Records from a dataset

·····

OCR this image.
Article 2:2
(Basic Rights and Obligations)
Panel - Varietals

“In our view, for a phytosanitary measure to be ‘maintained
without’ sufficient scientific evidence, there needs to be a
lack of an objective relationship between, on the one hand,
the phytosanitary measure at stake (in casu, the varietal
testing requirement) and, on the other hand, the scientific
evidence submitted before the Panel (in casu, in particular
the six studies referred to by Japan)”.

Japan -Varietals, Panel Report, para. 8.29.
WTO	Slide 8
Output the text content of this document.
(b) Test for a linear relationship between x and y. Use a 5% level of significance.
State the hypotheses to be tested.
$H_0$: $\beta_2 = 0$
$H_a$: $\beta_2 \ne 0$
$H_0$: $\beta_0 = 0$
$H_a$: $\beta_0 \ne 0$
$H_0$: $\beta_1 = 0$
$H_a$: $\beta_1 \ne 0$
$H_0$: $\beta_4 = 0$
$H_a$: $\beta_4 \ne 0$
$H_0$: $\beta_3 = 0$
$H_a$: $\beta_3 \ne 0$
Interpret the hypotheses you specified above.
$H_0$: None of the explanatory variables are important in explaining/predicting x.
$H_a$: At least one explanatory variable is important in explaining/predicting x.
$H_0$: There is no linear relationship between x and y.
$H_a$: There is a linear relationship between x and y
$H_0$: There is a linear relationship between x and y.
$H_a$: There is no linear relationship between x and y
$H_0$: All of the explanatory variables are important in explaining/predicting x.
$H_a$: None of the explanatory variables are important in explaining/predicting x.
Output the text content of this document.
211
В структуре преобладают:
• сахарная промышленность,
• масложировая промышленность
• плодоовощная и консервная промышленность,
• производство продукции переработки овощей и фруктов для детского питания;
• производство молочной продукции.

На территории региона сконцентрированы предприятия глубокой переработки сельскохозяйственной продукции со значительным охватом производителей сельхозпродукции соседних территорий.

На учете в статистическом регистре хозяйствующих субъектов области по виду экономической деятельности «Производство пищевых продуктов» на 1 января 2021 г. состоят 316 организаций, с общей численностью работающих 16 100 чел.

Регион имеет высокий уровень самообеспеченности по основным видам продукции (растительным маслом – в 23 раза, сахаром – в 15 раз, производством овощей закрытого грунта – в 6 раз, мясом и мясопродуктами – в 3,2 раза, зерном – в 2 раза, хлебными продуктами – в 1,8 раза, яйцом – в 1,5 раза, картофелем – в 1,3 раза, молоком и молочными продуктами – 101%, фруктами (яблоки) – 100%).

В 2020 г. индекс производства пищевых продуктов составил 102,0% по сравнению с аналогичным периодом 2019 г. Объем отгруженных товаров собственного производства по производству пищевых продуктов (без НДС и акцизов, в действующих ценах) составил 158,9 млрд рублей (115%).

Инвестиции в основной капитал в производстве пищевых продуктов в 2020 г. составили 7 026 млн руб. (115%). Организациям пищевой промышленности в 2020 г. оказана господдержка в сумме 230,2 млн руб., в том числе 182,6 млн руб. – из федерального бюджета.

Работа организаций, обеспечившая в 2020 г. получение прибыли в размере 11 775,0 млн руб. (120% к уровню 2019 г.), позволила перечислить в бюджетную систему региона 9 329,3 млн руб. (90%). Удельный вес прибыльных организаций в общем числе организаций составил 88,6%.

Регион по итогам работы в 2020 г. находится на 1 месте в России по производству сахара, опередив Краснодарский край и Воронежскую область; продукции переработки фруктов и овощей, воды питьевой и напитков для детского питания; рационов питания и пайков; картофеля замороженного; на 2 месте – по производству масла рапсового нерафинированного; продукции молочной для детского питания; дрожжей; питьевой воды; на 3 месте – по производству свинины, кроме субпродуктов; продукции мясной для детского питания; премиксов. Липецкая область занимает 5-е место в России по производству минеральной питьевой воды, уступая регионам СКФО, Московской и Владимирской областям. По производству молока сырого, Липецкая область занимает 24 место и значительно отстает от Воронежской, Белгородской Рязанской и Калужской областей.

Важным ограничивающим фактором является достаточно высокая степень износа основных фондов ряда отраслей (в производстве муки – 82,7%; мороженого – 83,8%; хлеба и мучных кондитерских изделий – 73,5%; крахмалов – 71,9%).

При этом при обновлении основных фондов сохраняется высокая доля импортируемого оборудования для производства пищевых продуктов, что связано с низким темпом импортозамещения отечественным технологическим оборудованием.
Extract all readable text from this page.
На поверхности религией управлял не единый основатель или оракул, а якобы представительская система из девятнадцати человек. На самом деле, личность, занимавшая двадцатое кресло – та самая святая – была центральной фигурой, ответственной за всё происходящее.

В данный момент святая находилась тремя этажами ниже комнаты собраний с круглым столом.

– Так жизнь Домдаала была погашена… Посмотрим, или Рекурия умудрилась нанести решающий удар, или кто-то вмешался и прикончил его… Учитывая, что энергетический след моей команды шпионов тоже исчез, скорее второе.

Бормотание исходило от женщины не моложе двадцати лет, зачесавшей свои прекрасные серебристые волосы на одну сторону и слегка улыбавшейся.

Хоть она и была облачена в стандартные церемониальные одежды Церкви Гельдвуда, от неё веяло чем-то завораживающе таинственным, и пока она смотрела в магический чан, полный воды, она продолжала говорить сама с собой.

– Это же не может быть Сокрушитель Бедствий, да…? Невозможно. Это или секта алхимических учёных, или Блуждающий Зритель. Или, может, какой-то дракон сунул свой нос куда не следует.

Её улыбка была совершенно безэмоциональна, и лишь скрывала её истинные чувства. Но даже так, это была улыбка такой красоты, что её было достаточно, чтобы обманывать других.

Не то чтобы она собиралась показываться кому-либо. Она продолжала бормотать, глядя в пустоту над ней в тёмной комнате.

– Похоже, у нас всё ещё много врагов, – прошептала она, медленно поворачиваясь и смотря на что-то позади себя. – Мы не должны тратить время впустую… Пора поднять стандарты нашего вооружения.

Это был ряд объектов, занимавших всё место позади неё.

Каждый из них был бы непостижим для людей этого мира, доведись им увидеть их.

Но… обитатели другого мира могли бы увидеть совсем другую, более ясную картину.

·····

**Stated exercise**. Faithfully transcribe the whole of the data.

**Solved problem**.
OCR this image.
Article 2:2
(Basic Rights and Obligations)
Panel - Varietals

“In our view, for a phytosanitary measure to be ‘maintained
without’ sufficient scientific evidence, there needs to be a
lack of an objective relationship between, on the one hand,
the phytosanitary measure at stake (in casu, the varietal
testing requirement) and, on the other hand, the scientific
evidence submitted before the Panel (in casu, in particular
the six studies referred to by Japan)”.

Japan -Varietals, Panel Report, para. 8.29.
WTO	Slide 8
Output the text content of this document.
(b) Test for a linear relationship between x and y. Use a 5% level of significance.
State the hypotheses to be tested.
$H_0$: $\beta_2 = 0$
$H_a$: $\beta_2 \ne 0$
$H_0$: $\beta_0 = 0$
$H_a$: $\beta_0 \ne 0$
$H_0$: $\beta_1 = 0$
$H_a$: $\beta_1 \ne 0$
$H_0$: $\beta_4 = 0$
$H_a$: $\beta_4 \ne 0$
$H_0$: $\beta_3 = 0$
$H_a$: $\beta_3 \ne 0$
Interpret the hypotheses you specified above.
$H_0$: None of the explanatory variables are important in explaining/predicting x.
$H_a$: At least one explanatory variable is important in explaining/predicting x.
$H_0$: There is no linear relationship between x and y.
$H_a$: There is a linear relationship between x and y
$H_0$: There is a linear relationship between x and y.
$H_a$: There is no linear relationship between x and y
$H_0$: All of the explanatory variables are important in explaining/predicting x.
$H_a$: None of the explanatory variables are important in explaining/predicting x.
Output the text content of this document.
211
В структуре преобладают:
• сахарная промышленность,
• масложировая промышленность
• плодоовощная и консервная промышленность,
• производство продукции переработки овощей и фруктов для детского питания;
• производство молочной продукции.

На территории региона сконцентрированы предприятия глубокой переработки сельскохозяйственной продукции со значительным охватом производителей сельхозпродукции соседних территорий.

На учете в статистическом регистре хозяйствующих субъектов области по виду экономической деятельности «Производство пищевых продуктов» на 1 января 2021 г. состоят 316 организаций, с общей численностью работающих 16 100 чел.

Регион имеет высокий уровень самообеспеченности по основным видам продукции (растительным маслом – в 23 раза, сахаром – в 15 раз, производством овощей закрытого грунта – в 6 раз, мясом и мясопродуктами – в 3,2 раза, зерном – в 2 раза, хлебными продуктами – в 1,8 раза, яйцом – в 1,5 раза, картофелем – в 1,3 раза, молоком и молочными продуктами – 101%, фруктами (яблоки) – 100%).

В 2020 г. индекс производства пищевых продуктов составил 102,0% по сравнению с аналогичным периодом 2019 г. Объем отгруженных товаров собственного производства по производству пищевых продуктов (без НДС и акцизов, в действующих ценах) составил 158,9 млрд рублей (115%).

Инвестиции в основной капитал в производстве пищевых продуктов в 2020 г. составили 7 026 млн руб. (115%). Организациям пищевой промышленности в 2020 г. оказана господдержка в сумме 230,2 млн руб., в том числе 182,6 млн руб. – из федерального бюджета.

Работа организаций, обеспечившая в 2020 г. получение прибыли в размере 11 775,0 млн руб. (120% к уровню 2019 г.), позволила перечислить в бюджетную систему региона 9 329,3 млн руб. (90%). Удельный вес прибыльных организаций в общем числе организаций составил 88,6%.

Регион по итогам работы в 2020 г. находится на 1 месте в России по производству сахара, опередив Краснодарский край и Воронежскую область; продукции переработки фруктов и овощей, воды питьевой и напитков для детского питания; рационов питания и пайков; картофеля замороженного; на 2 месте – по производству масла рапсового нерафинированного; продукции молочной для детского питания; дрожжей; питьевой воды; на 3 месте – по производству свинины, кроме субпродуктов; продукции мясной для детского питания; премиксов. Липецкая область занимает 5-е место в России по производству минеральной питьевой воды, уступая регионам СКФО, Московской и Владимирской областям. По производству молока сырого, Липецкая область занимает 24 место и значительно отстает от Воронежской, Белгородской Рязанской и Калужской областей.

Важным ограничивающим фактором является достаточно высокая степень износа основных фондов ряда отраслей (в производстве муки – 82,7%; мороженого – 83,8%; хлеба и мучных кондитерских изделий – 73,5%; крахмалов – 71,9%).

При этом при обновлении основных фондов сохраняется высокая доля импортируемого оборудования для производства пищевых продуктов, что связано с низким темпом импортозамещения отечественным технологическим оборудованием.
Extract all readable text from this page.
На поверхности религией управлял не единый основатель или оракул, а якобы представительская система из девятнадцати человек. На самом деле, личность, занимавшая двадцатое кресло – та самая святая – была центральной фигурой, ответственной за всё происходящее.

В данный момент святая находилась тремя этажами ниже комнаты собраний с круглым столом.

– Так жизнь Домдаала была погашена… Посмотрим, или Рекурия умудрилась нанести решающий удар, или кто-то вмешался и прикончил его… Учитывая, что энергетический след моей команды шпионов тоже исчез, скорее второе.

Бормотание исходило от женщины не моложе двадцати лет, зачесавшей свои прекрасные серебристые волосы на одну сторону и слегка улыбавшейся.

Хоть она и была облачена в стандартные церемониальные одежды Церкви Гельдвуда, от неё веяло чем-то завораживающе таинственным, и пока она смотрела в магический чан, полный воды, она продолжала говорить сама с собой.

– Это же не может быть Сокрушитель Бедствий, да…? Невозможно. Это или секта алхимических учёных, или Блуждающий Зритель. Или, может, какой-то дракон сунул свой нос куда не следует.

Её улыбка была совершенно безэмоциональна, и лишь скрывала её истинные чувства. Но даже так, это была улыбка такой красоты, что её было достаточно, чтобы обманывать других.

Не то чтобы она собиралась показываться кому-либо. Она продолжала бормотать, глядя в пустоту над ней в тёмной комнате.

– Похоже, у нас всё ещё много врагов, – прошептала она, медленно поворачиваясь и смотря на что-то позади себя. – Мы не должны тратить время впустую… Пора поднять стандарты нашего вооружения.

Это был ряд объектов, занимавших всё место позади неё.

Каждый из них был бы непостижим для людей этого мира, доведись им увидеть их.

Но… обитатели другого мира могли бы увидеть совсем другую, более ясную картину.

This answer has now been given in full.